== Passage fourni

Page:Revue des Deux Mondes - 1838 - tome 15.djvu/761

Cette page a été validée par deux contributeurs.
757
DU THÉÂTRE CHINOIS.

« Aouana est assise près d’une table couverte d’habillemens ; elle coud très diligemment.

« Le vieux domestique chante, en travaillant, la mélancolique histoire de son maître, et avec tant de sensibilité, qu’à la fin ses yeux se mouillent et ses larmes coulent sur ses joues ; pour montrer du courage, il essuie ses pleurs et affecte de rire, comme pour se reprocher sa pusillanimité. »


Cependant le jeune Sycou-ye a atteint l’adolescence ; il se livre à l’étude, encouragé et aidé par les deux bons vieillards. Ataï échange les sandales qu’il a tissées contre l’huile qui doit éclairer la veille laborieuse de Sycou-ye.

Ici est une scène dont le motif est réellement pathétique. L’étudiant a succombé au sommeil ; la bonne Aouana, après l’avoir regardé long-temps avec tendresse et lui avoir adressé les plus touchans discours entrecoupés de larmes, pense qu’il faut cependant le réveiller pour qu’il poursuive son travail ; et, prenant une férule de cuir qui est sur la table, elle lui en donne un léger coup sur la joue.

Sycou-ye s’éveille plein d’emportement, et demande à Aouana qui l’a rendue si hardie que d’oser le frapper ; elle sait bien qu’elle n’est pas sa mère, mais seulement une esclave de son père.

Aouana le laisse dire, puis lui fait sentir l’injustice de sa colère. « Votre mère, où est-elle ? Qui l’a remplacée ?… N’est-ce pas moi, ingrat ?… et vous me méprisez ! Eh bien ! non, je ne suis pas votre mère ; je renonce à vous tenir lieu d’elle. »

====
== Entrées affichées

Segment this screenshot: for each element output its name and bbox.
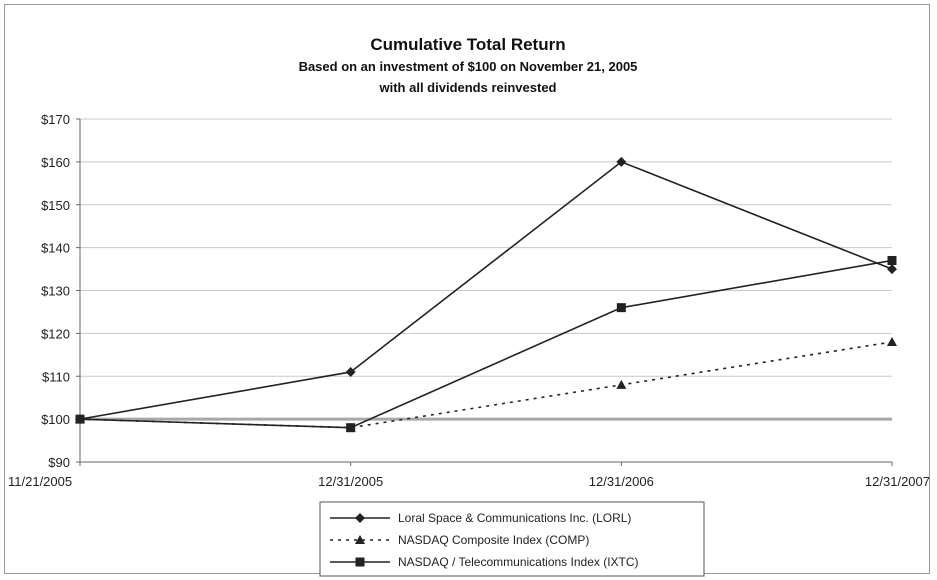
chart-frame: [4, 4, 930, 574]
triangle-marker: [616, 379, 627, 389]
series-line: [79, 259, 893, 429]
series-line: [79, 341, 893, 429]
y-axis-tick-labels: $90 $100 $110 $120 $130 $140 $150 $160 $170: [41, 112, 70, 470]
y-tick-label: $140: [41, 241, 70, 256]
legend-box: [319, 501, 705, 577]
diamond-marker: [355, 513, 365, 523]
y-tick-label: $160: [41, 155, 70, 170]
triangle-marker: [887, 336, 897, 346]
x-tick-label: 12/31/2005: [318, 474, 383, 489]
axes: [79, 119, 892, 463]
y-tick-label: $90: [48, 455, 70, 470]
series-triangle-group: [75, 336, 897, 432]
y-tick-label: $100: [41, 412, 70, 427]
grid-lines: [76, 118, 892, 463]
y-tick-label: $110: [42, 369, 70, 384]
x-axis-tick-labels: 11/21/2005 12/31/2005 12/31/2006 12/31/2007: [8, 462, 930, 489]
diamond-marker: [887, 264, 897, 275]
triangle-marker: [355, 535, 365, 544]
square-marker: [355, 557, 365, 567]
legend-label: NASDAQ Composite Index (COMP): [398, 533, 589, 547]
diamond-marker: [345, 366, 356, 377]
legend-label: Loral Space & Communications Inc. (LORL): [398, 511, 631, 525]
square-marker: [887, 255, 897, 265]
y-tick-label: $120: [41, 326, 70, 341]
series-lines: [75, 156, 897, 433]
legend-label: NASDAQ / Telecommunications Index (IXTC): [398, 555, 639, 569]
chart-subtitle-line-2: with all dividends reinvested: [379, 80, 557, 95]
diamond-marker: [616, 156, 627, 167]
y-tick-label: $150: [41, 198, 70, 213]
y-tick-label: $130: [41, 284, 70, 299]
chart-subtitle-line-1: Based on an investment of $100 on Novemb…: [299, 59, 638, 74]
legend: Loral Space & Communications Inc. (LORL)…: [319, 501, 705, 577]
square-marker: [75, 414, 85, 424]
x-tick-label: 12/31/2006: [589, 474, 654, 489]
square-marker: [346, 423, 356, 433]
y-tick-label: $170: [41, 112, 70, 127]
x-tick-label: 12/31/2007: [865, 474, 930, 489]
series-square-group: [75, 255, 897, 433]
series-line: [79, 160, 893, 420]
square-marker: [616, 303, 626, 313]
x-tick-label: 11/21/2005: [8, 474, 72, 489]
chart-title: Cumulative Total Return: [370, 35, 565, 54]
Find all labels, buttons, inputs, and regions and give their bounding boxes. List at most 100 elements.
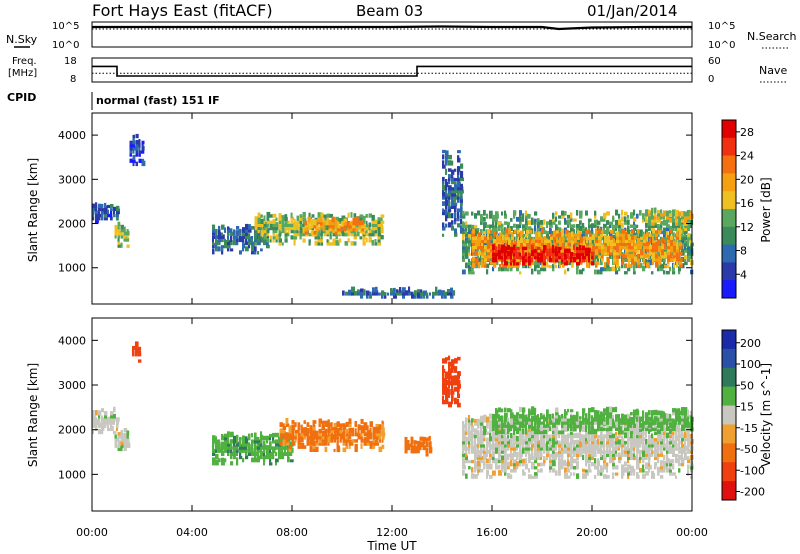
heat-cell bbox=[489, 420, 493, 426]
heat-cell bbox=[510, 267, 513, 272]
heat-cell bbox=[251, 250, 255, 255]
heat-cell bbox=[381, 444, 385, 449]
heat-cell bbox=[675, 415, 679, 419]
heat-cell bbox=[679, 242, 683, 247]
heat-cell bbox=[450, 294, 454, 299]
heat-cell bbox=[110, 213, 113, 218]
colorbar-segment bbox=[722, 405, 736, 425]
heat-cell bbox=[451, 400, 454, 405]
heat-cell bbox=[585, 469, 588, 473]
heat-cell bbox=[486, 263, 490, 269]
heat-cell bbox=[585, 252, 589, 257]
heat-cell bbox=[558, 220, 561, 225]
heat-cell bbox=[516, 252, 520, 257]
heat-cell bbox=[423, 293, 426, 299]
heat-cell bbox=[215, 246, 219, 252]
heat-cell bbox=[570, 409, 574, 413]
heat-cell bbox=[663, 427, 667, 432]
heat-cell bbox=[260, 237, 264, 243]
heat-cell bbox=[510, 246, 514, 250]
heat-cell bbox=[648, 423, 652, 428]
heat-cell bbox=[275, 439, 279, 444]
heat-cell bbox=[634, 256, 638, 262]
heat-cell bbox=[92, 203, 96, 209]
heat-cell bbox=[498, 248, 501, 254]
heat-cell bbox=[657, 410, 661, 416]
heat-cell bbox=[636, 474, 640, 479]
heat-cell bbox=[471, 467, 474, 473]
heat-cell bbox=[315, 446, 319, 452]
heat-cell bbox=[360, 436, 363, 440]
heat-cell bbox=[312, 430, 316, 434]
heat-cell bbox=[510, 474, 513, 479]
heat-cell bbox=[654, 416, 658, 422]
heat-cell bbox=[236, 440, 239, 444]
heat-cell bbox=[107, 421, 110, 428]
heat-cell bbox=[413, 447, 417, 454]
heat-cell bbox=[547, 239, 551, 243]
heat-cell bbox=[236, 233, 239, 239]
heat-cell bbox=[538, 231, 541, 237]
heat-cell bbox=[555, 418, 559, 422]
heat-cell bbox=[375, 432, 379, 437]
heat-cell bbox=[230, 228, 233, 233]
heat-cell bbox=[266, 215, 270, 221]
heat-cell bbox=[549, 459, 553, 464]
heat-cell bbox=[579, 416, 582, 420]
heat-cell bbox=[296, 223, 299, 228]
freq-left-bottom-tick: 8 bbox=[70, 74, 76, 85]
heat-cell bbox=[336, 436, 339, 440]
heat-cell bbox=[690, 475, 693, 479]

====

- [Objectifs]
**a)** Recopiez l'extrait sur le théâtre chinois en commençant par « Cette page a » et en allant jusqu'à « coud très diligemment. ».
**b)** D'après l'extrait sur le théâtre chinois, pourquoi Aouana frappe-t-elle légèrement Sycou-ye sur la joue avec une férule de cuir ?
**c)** Poursuivez l'extrait sur le théâtre chinois en reprenant après sa dernière phrase.

- [Résultats des tâches]
**a)**
Cette page a été validée par deux contributeurs.
757
DU THÉÂTRE CHINOIS.

« Aouana est assise près d’une table couverte d’habillemens ; elle coud très diligemment.

**b)** Sycou-ye s'est endormi pendant ses études. Aouana pense qu'il faut le réveiller pour qu'il poursuive son travail. Elle prend donc la férule de cuir posée sur la table et lui en donne un léger coup sur la joue.

**c)**
Sycou-ye, ramené à lui-même par ce tendre reproche, tombe aux pieds d’Aouana, et lui demande pardon de sa violence en fondant en larmes. Enfin le lettré revient chez lui. En route, il aperçoit au bord d’un fleuve deux pauvres femmes occupées à laver du linge, et portant toutes les marques de la plus profonde misère ; ce sont les deux fugitives. Bientôt, rentré dans sa maison, il apprend leur histoire, et comprend que c’est elles qu’il a vues réduites à une si triste extrémité. La fidèle Aouana est élevée à la dignité d’épouse ; elle ne dit rien, et se soumet en silence à son bonheur. Ataï est fait mandarin. Ainsi le vice est puni et la vertu récompensée, selon les lois du mélodrame en tout pays. À la fin, le fils du lettré arrive en habit de licencié, comme, dans nos vaudevilles, le jeune premier paraît à la dernière scène en uniforme de housard.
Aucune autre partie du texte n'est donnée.